**DIRECTIONS FOR THIS TASK**
Filter the records below and copy every line containing the word "icon".
— START —
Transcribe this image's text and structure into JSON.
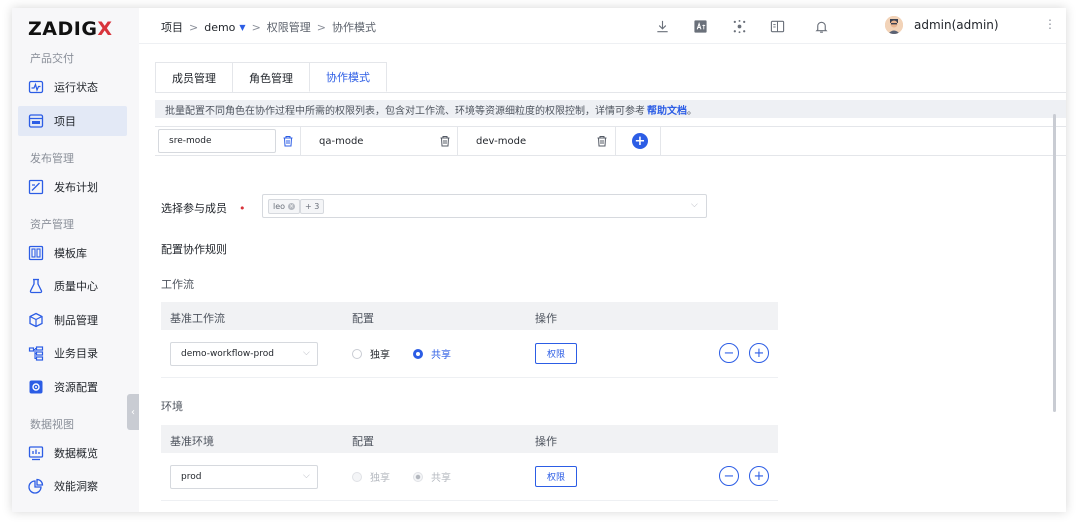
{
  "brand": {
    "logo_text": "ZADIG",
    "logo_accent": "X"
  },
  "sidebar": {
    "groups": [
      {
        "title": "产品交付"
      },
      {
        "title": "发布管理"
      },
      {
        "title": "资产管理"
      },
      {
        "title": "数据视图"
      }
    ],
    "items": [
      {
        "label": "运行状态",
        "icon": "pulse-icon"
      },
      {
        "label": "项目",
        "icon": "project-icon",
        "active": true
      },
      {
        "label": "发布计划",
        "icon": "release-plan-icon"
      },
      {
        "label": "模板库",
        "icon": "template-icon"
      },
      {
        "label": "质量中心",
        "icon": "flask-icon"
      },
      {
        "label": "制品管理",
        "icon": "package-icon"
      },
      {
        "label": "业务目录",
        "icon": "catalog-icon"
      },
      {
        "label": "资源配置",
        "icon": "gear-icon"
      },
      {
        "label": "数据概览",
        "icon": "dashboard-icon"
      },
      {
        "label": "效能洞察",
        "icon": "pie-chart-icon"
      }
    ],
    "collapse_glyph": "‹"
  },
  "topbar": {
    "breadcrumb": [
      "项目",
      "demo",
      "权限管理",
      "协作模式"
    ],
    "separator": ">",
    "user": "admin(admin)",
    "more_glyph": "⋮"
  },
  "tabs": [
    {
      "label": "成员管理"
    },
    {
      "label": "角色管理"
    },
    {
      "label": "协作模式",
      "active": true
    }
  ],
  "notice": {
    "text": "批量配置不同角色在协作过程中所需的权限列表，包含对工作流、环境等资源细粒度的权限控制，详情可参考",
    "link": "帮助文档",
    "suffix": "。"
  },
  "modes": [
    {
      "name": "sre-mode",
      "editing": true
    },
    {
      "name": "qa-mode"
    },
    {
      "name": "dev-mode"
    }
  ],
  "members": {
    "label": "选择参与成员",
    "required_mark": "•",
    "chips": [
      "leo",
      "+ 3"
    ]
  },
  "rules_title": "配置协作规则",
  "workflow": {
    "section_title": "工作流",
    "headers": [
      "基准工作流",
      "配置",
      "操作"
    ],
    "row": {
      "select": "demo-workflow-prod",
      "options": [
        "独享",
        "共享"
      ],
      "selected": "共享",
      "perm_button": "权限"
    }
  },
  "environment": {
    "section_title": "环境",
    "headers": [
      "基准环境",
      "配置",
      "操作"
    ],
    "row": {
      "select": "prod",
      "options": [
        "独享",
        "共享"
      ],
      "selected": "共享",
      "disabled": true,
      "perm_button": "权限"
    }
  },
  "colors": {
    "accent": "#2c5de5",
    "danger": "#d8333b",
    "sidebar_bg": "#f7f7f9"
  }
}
— END —
— START —
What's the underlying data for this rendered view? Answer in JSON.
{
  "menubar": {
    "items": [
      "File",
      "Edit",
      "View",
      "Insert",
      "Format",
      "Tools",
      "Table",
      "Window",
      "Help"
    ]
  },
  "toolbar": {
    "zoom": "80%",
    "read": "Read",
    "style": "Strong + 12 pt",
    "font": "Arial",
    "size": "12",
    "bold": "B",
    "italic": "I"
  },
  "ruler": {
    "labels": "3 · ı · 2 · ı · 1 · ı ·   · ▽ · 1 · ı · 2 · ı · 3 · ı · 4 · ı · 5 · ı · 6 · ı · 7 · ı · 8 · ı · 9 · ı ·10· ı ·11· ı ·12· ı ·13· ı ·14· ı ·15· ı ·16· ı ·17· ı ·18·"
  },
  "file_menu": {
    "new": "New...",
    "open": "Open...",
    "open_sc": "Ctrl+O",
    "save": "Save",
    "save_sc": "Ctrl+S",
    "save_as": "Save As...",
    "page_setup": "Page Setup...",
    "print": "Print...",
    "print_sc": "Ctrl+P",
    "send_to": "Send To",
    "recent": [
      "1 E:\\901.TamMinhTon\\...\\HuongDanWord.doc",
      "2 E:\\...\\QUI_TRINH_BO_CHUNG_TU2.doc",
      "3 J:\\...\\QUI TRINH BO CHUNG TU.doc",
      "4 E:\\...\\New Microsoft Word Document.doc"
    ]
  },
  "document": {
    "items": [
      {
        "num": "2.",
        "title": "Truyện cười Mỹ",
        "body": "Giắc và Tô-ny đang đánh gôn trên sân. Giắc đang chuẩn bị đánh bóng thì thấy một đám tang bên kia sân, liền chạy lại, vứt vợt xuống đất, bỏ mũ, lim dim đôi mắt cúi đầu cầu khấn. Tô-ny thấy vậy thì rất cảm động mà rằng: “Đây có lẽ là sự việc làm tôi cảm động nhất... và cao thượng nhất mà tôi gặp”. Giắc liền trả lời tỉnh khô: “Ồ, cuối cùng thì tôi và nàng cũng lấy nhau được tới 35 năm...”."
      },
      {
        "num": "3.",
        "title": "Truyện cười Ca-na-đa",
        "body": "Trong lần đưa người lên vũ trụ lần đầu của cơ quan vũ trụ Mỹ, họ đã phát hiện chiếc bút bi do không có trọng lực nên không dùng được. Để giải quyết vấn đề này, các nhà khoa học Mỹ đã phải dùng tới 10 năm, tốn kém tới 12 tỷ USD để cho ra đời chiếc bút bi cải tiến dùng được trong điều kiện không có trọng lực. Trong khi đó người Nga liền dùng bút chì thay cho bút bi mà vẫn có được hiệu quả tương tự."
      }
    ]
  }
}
— END —
**TASK RESULT**
        "icon": "pulse-icon"
        "icon": "project-icon",
        "icon": "release-plan-icon"
        "icon": "template-icon"
        "icon": "flask-icon"
        "icon": "package-icon"
        "icon": "catalog-icon"
        "icon": "gear-icon"
        "icon": "dashboard-icon"
        "icon": "pie-chart-icon"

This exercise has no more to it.